## BEGIN

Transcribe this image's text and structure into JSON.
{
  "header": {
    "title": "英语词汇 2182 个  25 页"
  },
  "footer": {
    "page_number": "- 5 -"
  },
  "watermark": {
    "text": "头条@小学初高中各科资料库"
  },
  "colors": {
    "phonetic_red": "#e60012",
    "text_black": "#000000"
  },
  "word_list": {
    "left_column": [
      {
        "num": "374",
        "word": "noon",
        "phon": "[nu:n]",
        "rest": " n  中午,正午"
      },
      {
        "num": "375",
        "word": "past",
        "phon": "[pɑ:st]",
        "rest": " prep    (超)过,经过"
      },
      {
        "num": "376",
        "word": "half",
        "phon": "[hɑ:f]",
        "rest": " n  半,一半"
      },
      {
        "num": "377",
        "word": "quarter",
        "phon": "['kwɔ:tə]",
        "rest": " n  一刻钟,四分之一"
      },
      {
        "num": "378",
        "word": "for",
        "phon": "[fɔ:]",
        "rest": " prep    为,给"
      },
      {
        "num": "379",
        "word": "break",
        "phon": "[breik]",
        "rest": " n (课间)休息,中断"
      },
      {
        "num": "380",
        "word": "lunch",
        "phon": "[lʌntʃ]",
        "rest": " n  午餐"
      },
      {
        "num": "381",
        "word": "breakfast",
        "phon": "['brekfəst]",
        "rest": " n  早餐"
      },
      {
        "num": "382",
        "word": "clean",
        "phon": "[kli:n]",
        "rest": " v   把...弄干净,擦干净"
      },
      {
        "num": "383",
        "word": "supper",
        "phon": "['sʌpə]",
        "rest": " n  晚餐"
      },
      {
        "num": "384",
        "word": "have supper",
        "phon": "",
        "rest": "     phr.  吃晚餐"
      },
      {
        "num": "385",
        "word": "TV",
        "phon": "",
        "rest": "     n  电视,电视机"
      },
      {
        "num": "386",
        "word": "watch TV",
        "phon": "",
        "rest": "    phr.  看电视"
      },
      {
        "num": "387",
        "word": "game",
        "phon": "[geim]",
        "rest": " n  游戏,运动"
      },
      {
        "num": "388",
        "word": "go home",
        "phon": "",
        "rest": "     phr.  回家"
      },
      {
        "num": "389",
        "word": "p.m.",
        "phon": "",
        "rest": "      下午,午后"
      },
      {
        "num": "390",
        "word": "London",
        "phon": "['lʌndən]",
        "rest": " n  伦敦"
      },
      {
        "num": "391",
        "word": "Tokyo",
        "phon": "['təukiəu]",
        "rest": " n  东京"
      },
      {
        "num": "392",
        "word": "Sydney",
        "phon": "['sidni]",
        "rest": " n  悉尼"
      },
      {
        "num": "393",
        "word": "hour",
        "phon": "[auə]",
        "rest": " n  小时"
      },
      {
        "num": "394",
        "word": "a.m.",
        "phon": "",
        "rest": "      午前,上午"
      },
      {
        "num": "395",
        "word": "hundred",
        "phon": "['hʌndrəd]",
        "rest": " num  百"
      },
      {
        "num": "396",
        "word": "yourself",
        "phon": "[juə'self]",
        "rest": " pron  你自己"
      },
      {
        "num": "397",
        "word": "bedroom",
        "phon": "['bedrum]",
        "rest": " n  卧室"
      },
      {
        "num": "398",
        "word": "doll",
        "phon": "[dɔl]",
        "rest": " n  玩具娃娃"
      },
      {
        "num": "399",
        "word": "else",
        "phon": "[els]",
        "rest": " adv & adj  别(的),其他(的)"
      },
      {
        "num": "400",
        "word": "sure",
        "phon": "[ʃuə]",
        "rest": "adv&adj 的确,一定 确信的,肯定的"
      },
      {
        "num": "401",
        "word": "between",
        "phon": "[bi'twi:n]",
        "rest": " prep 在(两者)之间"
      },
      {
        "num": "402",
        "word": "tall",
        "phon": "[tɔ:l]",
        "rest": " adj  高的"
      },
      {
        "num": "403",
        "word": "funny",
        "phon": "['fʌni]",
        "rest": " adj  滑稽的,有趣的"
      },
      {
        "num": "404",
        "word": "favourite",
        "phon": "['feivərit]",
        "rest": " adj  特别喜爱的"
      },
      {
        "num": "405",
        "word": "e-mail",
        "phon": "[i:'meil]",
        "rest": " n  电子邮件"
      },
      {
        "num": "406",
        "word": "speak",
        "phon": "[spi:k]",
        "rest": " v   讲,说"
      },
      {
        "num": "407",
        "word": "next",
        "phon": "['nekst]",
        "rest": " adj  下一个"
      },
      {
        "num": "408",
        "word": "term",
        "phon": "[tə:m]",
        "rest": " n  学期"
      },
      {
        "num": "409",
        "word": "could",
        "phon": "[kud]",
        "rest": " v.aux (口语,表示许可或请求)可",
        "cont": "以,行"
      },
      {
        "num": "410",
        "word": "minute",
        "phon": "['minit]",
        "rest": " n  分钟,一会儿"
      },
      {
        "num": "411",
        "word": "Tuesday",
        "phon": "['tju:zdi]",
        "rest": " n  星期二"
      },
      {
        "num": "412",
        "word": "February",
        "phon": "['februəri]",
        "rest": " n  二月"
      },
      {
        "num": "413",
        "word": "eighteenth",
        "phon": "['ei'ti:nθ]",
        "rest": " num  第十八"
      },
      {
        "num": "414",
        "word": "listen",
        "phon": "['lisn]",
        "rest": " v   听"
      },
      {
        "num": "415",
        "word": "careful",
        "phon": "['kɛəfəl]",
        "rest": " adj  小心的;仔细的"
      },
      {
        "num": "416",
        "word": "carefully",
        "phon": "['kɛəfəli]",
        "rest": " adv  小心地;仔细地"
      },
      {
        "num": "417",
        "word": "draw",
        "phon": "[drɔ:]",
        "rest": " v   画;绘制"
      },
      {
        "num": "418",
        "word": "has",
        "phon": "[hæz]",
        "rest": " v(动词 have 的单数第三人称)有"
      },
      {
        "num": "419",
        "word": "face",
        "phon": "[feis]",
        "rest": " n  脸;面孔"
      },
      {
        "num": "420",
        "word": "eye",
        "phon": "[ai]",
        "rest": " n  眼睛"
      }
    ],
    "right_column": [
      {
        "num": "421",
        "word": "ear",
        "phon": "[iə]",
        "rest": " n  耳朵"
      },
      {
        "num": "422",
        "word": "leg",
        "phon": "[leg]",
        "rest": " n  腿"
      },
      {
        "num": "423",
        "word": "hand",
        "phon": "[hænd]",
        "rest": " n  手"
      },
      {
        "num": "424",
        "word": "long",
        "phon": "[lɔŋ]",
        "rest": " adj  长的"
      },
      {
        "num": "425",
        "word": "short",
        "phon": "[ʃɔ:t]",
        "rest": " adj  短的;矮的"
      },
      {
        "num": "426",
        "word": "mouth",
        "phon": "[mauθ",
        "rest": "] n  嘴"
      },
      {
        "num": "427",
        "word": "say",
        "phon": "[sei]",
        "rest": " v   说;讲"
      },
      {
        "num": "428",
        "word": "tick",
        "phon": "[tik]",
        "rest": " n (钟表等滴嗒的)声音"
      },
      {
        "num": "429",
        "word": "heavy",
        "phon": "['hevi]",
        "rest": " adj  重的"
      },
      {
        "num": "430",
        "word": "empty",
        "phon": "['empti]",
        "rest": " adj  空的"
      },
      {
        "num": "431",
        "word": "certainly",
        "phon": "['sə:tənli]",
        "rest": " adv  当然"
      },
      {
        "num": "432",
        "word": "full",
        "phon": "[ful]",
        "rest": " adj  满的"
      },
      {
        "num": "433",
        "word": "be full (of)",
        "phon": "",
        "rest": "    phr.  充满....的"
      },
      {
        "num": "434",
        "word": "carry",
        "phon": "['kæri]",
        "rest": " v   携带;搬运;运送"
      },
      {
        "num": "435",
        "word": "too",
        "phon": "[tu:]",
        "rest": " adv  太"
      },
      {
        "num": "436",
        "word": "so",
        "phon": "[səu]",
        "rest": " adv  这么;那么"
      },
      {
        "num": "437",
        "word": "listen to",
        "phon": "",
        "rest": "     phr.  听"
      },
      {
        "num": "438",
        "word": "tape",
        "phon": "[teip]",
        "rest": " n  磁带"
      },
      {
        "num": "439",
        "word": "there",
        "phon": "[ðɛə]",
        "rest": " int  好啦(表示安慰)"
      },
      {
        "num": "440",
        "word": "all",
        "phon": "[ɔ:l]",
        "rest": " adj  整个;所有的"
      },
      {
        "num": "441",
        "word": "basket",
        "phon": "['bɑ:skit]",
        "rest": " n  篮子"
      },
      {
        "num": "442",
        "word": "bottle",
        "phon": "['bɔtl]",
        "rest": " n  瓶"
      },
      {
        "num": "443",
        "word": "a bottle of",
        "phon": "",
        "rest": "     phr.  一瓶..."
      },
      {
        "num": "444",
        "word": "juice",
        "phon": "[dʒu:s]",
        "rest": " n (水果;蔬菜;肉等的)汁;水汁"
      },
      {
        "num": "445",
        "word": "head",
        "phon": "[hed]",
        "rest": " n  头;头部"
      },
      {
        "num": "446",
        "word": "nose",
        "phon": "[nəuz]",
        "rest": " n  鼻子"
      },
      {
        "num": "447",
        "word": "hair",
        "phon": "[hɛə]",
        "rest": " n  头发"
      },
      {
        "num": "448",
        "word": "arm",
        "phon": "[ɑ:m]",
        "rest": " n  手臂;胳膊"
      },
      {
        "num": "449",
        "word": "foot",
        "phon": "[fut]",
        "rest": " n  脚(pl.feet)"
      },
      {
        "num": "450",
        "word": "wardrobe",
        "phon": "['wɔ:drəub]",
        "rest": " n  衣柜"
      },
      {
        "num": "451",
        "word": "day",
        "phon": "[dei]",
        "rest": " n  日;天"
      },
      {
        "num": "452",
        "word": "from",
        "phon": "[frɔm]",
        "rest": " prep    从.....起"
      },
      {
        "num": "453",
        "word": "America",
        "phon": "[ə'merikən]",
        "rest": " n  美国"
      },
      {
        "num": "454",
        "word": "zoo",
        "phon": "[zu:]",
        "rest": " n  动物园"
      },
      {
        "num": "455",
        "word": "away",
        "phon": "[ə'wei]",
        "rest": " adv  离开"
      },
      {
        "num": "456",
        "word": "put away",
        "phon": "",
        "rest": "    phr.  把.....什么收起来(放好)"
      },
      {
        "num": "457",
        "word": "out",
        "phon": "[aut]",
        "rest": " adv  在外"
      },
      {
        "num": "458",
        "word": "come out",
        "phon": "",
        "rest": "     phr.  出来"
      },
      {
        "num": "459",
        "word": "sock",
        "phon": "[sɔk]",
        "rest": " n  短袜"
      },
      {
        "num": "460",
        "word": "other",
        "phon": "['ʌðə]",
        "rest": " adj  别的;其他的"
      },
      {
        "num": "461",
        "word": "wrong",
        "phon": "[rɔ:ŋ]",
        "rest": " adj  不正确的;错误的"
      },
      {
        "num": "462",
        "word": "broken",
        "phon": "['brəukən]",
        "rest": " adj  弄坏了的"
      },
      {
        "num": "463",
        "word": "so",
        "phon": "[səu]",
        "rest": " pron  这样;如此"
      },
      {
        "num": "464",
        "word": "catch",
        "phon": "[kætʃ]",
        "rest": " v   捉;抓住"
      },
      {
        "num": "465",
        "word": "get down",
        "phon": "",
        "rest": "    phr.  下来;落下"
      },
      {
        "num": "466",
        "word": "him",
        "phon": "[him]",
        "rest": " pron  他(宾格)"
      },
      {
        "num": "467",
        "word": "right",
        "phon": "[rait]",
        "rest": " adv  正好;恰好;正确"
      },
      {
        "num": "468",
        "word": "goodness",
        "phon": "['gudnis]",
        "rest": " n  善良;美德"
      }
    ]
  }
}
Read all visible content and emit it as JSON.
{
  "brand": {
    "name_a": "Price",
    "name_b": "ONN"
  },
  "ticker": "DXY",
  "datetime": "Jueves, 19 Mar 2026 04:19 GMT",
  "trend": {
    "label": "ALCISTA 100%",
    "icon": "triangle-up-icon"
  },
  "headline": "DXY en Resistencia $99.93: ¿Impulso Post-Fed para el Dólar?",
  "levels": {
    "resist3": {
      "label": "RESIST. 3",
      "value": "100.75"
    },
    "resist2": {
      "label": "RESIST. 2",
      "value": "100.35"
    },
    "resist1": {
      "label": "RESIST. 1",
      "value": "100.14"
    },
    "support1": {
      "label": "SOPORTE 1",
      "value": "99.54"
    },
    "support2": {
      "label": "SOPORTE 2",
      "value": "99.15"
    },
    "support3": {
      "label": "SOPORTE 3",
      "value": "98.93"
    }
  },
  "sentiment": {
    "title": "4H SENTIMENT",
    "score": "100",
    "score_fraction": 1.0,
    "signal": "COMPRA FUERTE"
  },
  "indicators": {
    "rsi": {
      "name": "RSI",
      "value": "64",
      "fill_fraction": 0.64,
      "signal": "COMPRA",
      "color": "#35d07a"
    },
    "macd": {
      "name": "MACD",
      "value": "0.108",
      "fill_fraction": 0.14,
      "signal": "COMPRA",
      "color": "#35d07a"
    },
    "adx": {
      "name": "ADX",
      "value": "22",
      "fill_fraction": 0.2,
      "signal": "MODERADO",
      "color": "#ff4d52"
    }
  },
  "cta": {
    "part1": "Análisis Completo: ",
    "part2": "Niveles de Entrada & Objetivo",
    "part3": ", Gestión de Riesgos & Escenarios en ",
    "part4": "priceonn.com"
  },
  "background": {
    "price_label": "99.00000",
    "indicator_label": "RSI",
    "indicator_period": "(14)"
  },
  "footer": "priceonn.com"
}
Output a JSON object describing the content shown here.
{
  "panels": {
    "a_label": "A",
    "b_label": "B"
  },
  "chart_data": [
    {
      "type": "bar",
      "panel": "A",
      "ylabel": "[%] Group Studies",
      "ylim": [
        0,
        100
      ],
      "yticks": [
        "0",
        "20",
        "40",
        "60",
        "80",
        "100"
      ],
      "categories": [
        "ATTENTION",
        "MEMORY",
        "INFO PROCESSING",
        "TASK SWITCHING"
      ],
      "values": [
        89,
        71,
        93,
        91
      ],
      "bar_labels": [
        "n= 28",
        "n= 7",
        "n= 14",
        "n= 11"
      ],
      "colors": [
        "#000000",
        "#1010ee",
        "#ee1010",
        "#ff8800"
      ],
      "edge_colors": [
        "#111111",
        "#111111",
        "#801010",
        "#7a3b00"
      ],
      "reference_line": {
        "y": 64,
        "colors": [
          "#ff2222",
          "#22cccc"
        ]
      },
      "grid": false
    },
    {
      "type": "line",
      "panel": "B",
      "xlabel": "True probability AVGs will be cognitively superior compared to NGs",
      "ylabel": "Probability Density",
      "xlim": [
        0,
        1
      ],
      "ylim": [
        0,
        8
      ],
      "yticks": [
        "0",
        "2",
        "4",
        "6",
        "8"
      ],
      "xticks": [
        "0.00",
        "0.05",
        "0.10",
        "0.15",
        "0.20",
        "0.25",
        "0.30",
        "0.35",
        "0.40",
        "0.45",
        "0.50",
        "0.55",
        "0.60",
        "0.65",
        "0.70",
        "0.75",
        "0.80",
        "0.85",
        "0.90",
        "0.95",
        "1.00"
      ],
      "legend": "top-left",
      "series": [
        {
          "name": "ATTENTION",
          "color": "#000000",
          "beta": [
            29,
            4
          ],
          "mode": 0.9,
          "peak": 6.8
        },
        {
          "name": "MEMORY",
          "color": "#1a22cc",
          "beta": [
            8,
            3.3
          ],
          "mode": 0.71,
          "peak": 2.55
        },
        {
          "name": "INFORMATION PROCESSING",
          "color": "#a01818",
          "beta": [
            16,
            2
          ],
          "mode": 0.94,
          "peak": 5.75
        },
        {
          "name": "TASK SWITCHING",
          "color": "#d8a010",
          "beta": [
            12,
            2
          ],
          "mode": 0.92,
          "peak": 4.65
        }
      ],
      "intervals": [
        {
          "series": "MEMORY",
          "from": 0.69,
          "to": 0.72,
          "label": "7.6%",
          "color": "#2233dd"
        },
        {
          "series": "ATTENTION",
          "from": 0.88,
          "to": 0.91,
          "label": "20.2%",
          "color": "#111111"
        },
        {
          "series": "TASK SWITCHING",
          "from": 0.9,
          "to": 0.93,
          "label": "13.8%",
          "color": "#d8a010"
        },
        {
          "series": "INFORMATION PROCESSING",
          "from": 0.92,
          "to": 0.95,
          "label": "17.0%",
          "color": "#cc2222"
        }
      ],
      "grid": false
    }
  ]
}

## END

*What you should do*.
Find each line holding the string "series" and copy it out.

*Full output*.
      "series": [
          "series": "MEMORY",
          "series": "ATTENTION",
          "series": "TASK SWITCHING",
          "series": "INFORMATION PROCESSING",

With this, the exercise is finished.